_THE PROBLEM_:
Every line of the data is to be transcribed without error.

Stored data
◆ ◆ ◆ ◆

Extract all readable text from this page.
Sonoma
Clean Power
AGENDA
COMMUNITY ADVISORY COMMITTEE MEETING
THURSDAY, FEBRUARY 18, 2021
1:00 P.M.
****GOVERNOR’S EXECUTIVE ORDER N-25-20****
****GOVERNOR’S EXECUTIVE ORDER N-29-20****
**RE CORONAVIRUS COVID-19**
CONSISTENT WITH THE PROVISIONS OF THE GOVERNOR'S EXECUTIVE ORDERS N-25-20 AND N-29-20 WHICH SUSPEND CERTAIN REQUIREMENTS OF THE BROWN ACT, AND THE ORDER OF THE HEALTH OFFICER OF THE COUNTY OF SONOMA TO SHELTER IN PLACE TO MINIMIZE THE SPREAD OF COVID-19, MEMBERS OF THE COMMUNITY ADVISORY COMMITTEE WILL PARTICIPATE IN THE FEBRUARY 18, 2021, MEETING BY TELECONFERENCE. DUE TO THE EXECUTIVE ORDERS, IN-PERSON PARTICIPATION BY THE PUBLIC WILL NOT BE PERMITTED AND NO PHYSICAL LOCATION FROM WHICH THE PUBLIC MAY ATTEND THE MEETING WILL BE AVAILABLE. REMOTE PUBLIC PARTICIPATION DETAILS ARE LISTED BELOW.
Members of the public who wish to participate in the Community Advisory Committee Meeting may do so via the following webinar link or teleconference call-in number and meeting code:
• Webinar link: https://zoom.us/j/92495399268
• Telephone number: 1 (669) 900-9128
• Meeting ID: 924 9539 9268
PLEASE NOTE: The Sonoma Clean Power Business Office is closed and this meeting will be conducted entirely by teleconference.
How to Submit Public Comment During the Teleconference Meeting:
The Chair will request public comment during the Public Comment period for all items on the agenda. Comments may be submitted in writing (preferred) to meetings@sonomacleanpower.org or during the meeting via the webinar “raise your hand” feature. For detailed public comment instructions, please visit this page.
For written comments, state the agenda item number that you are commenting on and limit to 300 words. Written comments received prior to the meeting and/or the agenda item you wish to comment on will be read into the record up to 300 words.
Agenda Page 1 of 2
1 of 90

◆ ◆ ◆ ◆

_PROBLEM SOLUTION_:
Extract all readable text from this page.
Sonoma
Clean Power
AGENDA
COMMUNITY ADVISORY COMMITTEE MEETING
THURSDAY, FEBRUARY 18, 2021
1:00 P.M.
****GOVERNOR’S EXECUTIVE ORDER N-25-20****
****GOVERNOR’S EXECUTIVE ORDER N-29-20****
**RE CORONAVIRUS COVID-19**
CONSISTENT WITH THE PROVISIONS OF THE GOVERNOR'S EXECUTIVE ORDERS N-25-20 AND N-29-20 WHICH SUSPEND CERTAIN REQUIREMENTS OF THE BROWN ACT, AND THE ORDER OF THE HEALTH OFFICER OF THE COUNTY OF SONOMA TO SHELTER IN PLACE TO MINIMIZE THE SPREAD OF COVID-19, MEMBERS OF THE COMMUNITY ADVISORY COMMITTEE WILL PARTICIPATE IN THE FEBRUARY 18, 2021, MEETING BY TELECONFERENCE. DUE TO THE EXECUTIVE ORDERS, IN-PERSON PARTICIPATION BY THE PUBLIC WILL NOT BE PERMITTED AND NO PHYSICAL LOCATION FROM WHICH THE PUBLIC MAY ATTEND THE MEETING WILL BE AVAILABLE. REMOTE PUBLIC PARTICIPATION DETAILS ARE LISTED BELOW.
Members of the public who wish to participate in the Community Advisory Committee Meeting may do so via the following webinar link or teleconference call-in number and meeting code:
• Webinar link: https://zoom.us/j/92495399268
• Telephone number: 1 (669) 900-9128
• Meeting ID: 924 9539 9268
PLEASE NOTE: The Sonoma Clean Power Business Office is closed and this meeting will be conducted entirely by teleconference.
How to Submit Public Comment During the Teleconference Meeting:
The Chair will request public comment during the Public Comment period for all items on the agenda. Comments may be submitted in writing (preferred) to meetings@sonomacleanpower.org or during the meeting via the webinar “raise your hand” feature. For detailed public comment instructions, please visit this page.
For written comments, state the agenda item number that you are commenting on and limit to 300 words. Written comments received prior to the meeting and/or the agenda item you wish to comment on will be read into the record up to 300 words.
Agenda Page 1 of 2
1 of 90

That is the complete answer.